───── Data supplied

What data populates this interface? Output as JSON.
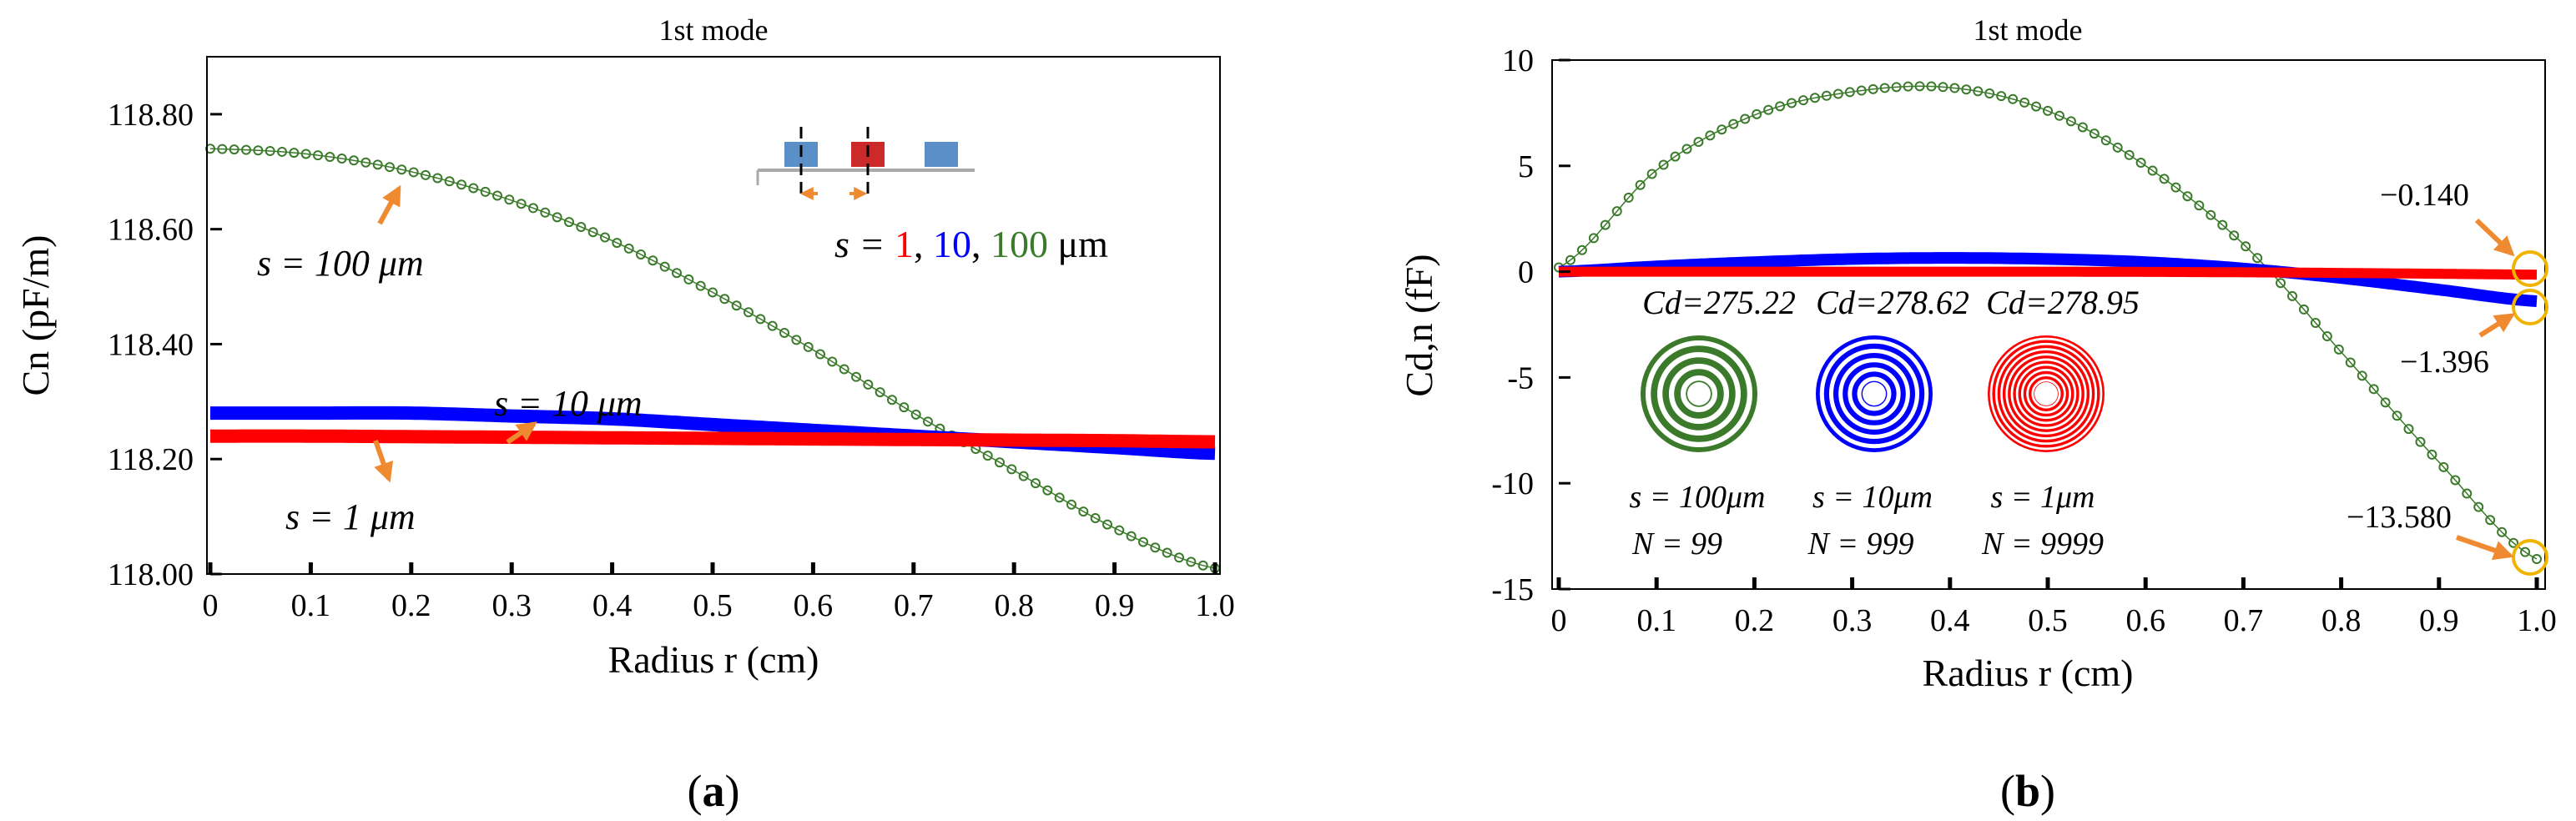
{
  "chart_data": [
    {
      "type": "line",
      "panel_label": "a",
      "title": "1st mode",
      "xlabel": "Radius r (cm)",
      "ylabel": "Cn (pF/m)",
      "xlim": [
        0,
        1.0
      ],
      "ylim": [
        118.0,
        118.9
      ],
      "x_ticks": [
        "0",
        "0.1",
        "0.2",
        "0.3",
        "0.4",
        "0.5",
        "0.6",
        "0.7",
        "0.8",
        "0.9",
        "1.0"
      ],
      "y_ticks": [
        "118.00",
        "118.20",
        "118.40",
        "118.60",
        "118.80"
      ],
      "y_tick_values": [
        118.0,
        118.2,
        118.4,
        118.6,
        118.8
      ],
      "grid": false,
      "series": [
        {
          "name": "s = 100 μm",
          "style": "markers",
          "color": "#3a7a2a",
          "x": [
            0,
            0.1,
            0.2,
            0.3,
            0.4,
            0.5,
            0.6,
            0.7,
            0.8,
            0.9,
            1.0
          ],
          "y": [
            118.74,
            118.73,
            118.7,
            118.65,
            118.58,
            118.49,
            118.39,
            118.28,
            118.18,
            118.08,
            118.01
          ]
        },
        {
          "name": "s = 10 μm",
          "style": "line",
          "color": "#0000ff",
          "x": [
            0,
            0.1,
            0.2,
            0.3,
            0.4,
            0.5,
            0.6,
            0.7,
            0.8,
            0.9,
            1.0
          ],
          "y": [
            118.28,
            118.28,
            118.28,
            118.275,
            118.27,
            118.26,
            118.25,
            118.24,
            118.23,
            118.22,
            118.21
          ]
        },
        {
          "name": "s = 1 μm",
          "style": "line",
          "color": "#ff0000",
          "x": [
            0,
            0.1,
            0.2,
            0.3,
            0.4,
            0.5,
            0.6,
            0.7,
            0.8,
            0.9,
            1.0
          ],
          "y": [
            118.24,
            118.24,
            118.239,
            118.238,
            118.237,
            118.236,
            118.235,
            118.234,
            118.233,
            118.232,
            118.23
          ]
        }
      ],
      "annotations": {
        "legend_prefix": "s = ",
        "legend_v1": "1",
        "legend_v2": "10",
        "legend_v3": "100",
        "legend_sep": ", ",
        "legend_unit": " μm",
        "label_green": "s = 100 μm",
        "label_blue": "s = 10 μm",
        "label_red": "s = 1 μm"
      },
      "colors": {
        "blue_block": "#5a8fc8",
        "red_block": "#cc2a2a",
        "arrow": "#f08a30"
      }
    },
    {
      "type": "line",
      "panel_label": "b",
      "title": "1st mode",
      "xlabel": "Radius r (cm)",
      "ylabel": "Cd,n (fF)",
      "xlim": [
        0,
        1.0
      ],
      "ylim": [
        -15,
        10
      ],
      "x_ticks": [
        "0",
        "0.1",
        "0.2",
        "0.3",
        "0.4",
        "0.5",
        "0.6",
        "0.7",
        "0.8",
        "0.9",
        "1.0"
      ],
      "y_ticks": [
        "10",
        "5",
        "0",
        "-5",
        "-10",
        "-15"
      ],
      "y_tick_values": [
        10,
        5,
        0,
        -5,
        -10,
        -15
      ],
      "grid": false,
      "series": [
        {
          "name": "s = 100 μm",
          "style": "markers",
          "color": "#3a7a2a",
          "x": [
            0,
            0.1,
            0.2,
            0.3,
            0.4,
            0.5,
            0.6,
            0.7,
            0.8,
            0.9,
            1.0
          ],
          "y": [
            0.2,
            4.8,
            7.4,
            8.5,
            8.7,
            7.6,
            5.0,
            1.3,
            -3.8,
            -9.0,
            -13.58
          ]
        },
        {
          "name": "s = 10 μm",
          "style": "line",
          "color": "#0000ff",
          "x": [
            0,
            0.1,
            0.2,
            0.3,
            0.4,
            0.5,
            0.6,
            0.7,
            0.8,
            0.9,
            1.0
          ],
          "y": [
            0.0,
            0.25,
            0.45,
            0.6,
            0.65,
            0.6,
            0.45,
            0.15,
            -0.3,
            -0.85,
            -1.396
          ]
        },
        {
          "name": "s = 1 μm",
          "style": "line",
          "color": "#ff0000",
          "x": [
            0,
            0.1,
            0.2,
            0.3,
            0.4,
            0.5,
            0.6,
            0.7,
            0.8,
            0.9,
            1.0
          ],
          "y": [
            0.0,
            0.0,
            0.0,
            0.0,
            0.0,
            0.0,
            -0.01,
            -0.03,
            -0.06,
            -0.1,
            -0.14
          ]
        }
      ],
      "annotations": {
        "val_red": "−0.140",
        "val_blue": "−1.396",
        "val_green": "−13.580",
        "cd_green": "Cd=275.22",
        "cd_blue": "Cd=278.62",
        "cd_red": "Cd=278.95",
        "s_green": "s = 100μm",
        "s_blue": "s = 10μm",
        "s_red": "s = 1μm",
        "n_green": "N = 99",
        "n_blue": "N = 999",
        "n_red": "N = 9999"
      },
      "colors": {
        "circle": "#f0b400",
        "arrow": "#f08a30"
      }
    }
  ]
}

──────────

> [Written request]:
Transcribe every record above exactly as written, leaving out any pictures.

> [Expected output]:
What data populates this interface? Output as JSON.
{
  "chart_data": [
    {
      "type": "line",
      "panel_label": "a",
      "title": "1st mode",
      "xlabel": "Radius r (cm)",
      "ylabel": "Cn (pF/m)",
      "xlim": [
        0,
        1.0
      ],
      "ylim": [
        118.0,
        118.9
      ],
      "x_ticks": [
        "0",
        "0.1",
        "0.2",
        "0.3",
        "0.4",
        "0.5",
        "0.6",
        "0.7",
        "0.8",
        "0.9",
        "1.0"
      ],
      "y_ticks": [
        "118.00",
        "118.20",
        "118.40",
        "118.60",
        "118.80"
      ],
      "y_tick_values": [
        118.0,
        118.2,
        118.4,
        118.6,
        118.8
      ],
      "grid": false,
      "series": [
        {
          "name": "s = 100 μm",
          "style": "markers",
          "color": "#3a7a2a",
          "x": [
            0,
            0.1,
            0.2,
            0.3,
            0.4,
            0.5,
            0.6,
            0.7,
            0.8,
            0.9,
            1.0
          ],
          "y": [
            118.74,
            118.73,
            118.7,
            118.65,
            118.58,
            118.49,
            118.39,
            118.28,
            118.18,
            118.08,
            118.01
          ]
        },
        {
          "name": "s = 10 μm",
          "style": "line",
          "color": "#0000ff",
          "x": [
            0,
            0.1,
            0.2,
            0.3,
            0.4,
            0.5,
            0.6,
            0.7,
            0.8,
            0.9,
            1.0
          ],
          "y": [
            118.28,
            118.28,
            118.28,
            118.275,
            118.27,
            118.26,
            118.25,
            118.24,
            118.23,
            118.22,
            118.21
          ]
        },
        {
          "name": "s = 1 μm",
          "style": "line",
          "color": "#ff0000",
          "x": [
            0,
            0.1,
            0.2,
            0.3,
            0.4,
            0.5,
            0.6,
            0.7,
            0.8,
            0.9,
            1.0
          ],
          "y": [
            118.24,
            118.24,
            118.239,
            118.238,
            118.237,
            118.236,
            118.235,
            118.234,
            118.233,
            118.232,
            118.23
          ]
        }
      ],
      "annotations": {
        "legend_prefix": "s = ",
        "legend_v1": "1",
        "legend_v2": "10",
        "legend_v3": "100",
        "legend_sep": ", ",
        "legend_unit": " μm",
        "label_green": "s = 100 μm",
        "label_blue": "s = 10 μm",
        "label_red": "s = 1 μm"
      },
      "colors": {
        "blue_block": "#5a8fc8",
        "red_block": "#cc2a2a",
        "arrow": "#f08a30"
      }
    },
    {
      "type": "line",
      "panel_label": "b",
      "title": "1st mode",
      "xlabel": "Radius r (cm)",
      "ylabel": "Cd,n (fF)",
      "xlim": [
        0,
        1.0
      ],
      "ylim": [
        -15,
        10
      ],
      "x_ticks": [
        "0",
        "0.1",
        "0.2",
        "0.3",
        "0.4",
        "0.5",
        "0.6",
        "0.7",
        "0.8",
        "0.9",
        "1.0"
      ],
      "y_ticks": [
        "10",
        "5",
        "0",
        "-5",
        "-10",
        "-15"
      ],
      "y_tick_values": [
        10,
        5,
        0,
        -5,
        -10,
        -15
      ],
      "grid": false,
      "series": [
        {
          "name": "s = 100 μm",
          "style": "markers",
          "color": "#3a7a2a",
          "x": [
            0,
            0.1,
            0.2,
            0.3,
            0.4,
            0.5,
            0.6,
            0.7,
            0.8,
            0.9,
            1.0
          ],
          "y": [
            0.2,
            4.8,
            7.4,
            8.5,
            8.7,
            7.6,
            5.0,
            1.3,
            -3.8,
            -9.0,
            -13.58
          ]
        },
        {
          "name": "s = 10 μm",
          "style": "line",
          "color": "#0000ff",
          "x": [
            0,
            0.1,
            0.2,
            0.3,
            0.4,
            0.5,
            0.6,
            0.7,
            0.8,
            0.9,
            1.0
          ],
          "y": [
            0.0,
            0.25,
            0.45,
            0.6,
            0.65,
            0.6,
            0.45,
            0.15,
            -0.3,
            -0.85,
            -1.396
          ]
        },
        {
          "name": "s = 1 μm",
          "style": "line",
          "color": "#ff0000",
          "x": [
            0,
            0.1,
            0.2,
            0.3,
            0.4,
            0.5,
            0.6,
            0.7,
            0.8,
            0.9,
            1.0
          ],
          "y": [
            0.0,
            0.0,
            0.0,
            0.0,
            0.0,
            0.0,
            -0.01,
            -0.03,
            -0.06,
            -0.1,
            -0.14
          ]
        }
      ],
      "annotations": {
        "val_red": "−0.140",
        "val_blue": "−1.396",
        "val_green": "−13.580",
        "cd_green": "Cd=275.22",
        "cd_blue": "Cd=278.62",
        "cd_red": "Cd=278.95",
        "s_green": "s = 100μm",
        "s_blue": "s = 10μm",
        "s_red": "s = 1μm",
        "n_green": "N = 99",
        "n_blue": "N = 999",
        "n_red": "N = 9999"
      },
      "colors": {
        "circle": "#f0b400",
        "arrow": "#f08a30"
      }
    }
  ]
}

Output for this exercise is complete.